--- begin Rows ---
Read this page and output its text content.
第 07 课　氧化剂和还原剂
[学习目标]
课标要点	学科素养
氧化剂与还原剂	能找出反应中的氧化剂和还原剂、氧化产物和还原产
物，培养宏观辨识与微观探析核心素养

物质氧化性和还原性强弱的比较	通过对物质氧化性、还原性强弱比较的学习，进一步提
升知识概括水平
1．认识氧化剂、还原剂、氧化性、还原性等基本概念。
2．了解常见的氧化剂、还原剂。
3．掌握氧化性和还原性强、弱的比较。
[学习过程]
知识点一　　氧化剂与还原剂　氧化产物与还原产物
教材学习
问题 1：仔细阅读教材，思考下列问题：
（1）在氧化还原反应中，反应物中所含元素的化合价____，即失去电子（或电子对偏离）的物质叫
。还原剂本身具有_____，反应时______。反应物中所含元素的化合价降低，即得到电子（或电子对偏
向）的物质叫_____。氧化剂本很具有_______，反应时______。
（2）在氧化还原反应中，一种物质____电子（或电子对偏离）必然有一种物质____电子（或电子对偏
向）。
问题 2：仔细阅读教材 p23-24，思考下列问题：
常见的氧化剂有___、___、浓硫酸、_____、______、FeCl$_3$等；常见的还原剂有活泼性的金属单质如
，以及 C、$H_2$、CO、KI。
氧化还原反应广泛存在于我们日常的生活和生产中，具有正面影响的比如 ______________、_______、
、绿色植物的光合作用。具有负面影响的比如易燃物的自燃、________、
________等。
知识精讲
--- end Rows ---
Goal: Reproduce each entry word for word.

Full response:
Read this page and output its text content.
第 07 课　氧化剂和还原剂
[学习目标]
课标要点	学科素养
氧化剂与还原剂	能找出反应中的氧化剂和还原剂、氧化产物和还原产
物，培养宏观辨识与微观探析核心素养

物质氧化性和还原性强弱的比较	通过对物质氧化性、还原性强弱比较的学习，进一步提
升知识概括水平
1．认识氧化剂、还原剂、氧化性、还原性等基本概念。
2．了解常见的氧化剂、还原剂。
3．掌握氧化性和还原性强、弱的比较。
[学习过程]
知识点一　　氧化剂与还原剂　氧化产物与还原产物
教材学习
问题 1：仔细阅读教材，思考下列问题：
（1）在氧化还原反应中，反应物中所含元素的化合价____，即失去电子（或电子对偏离）的物质叫
。还原剂本身具有_____，反应时______。反应物中所含元素的化合价降低，即得到电子（或电子对偏
向）的物质叫_____。氧化剂本很具有_______，反应时______。
（2）在氧化还原反应中，一种物质____电子（或电子对偏离）必然有一种物质____电子（或电子对偏
向）。
问题 2：仔细阅读教材 p23-24，思考下列问题：
常见的氧化剂有___、___、浓硫酸、_____、______、FeCl$_3$等；常见的还原剂有活泼性的金属单质如
，以及 C、$H_2$、CO、KI。
氧化还原反应广泛存在于我们日常的生活和生产中，具有正面影响的比如 ______________、_______、
、绿色植物的光合作用。具有负面影响的比如易燃物的自燃、________、
________等。
知识精讲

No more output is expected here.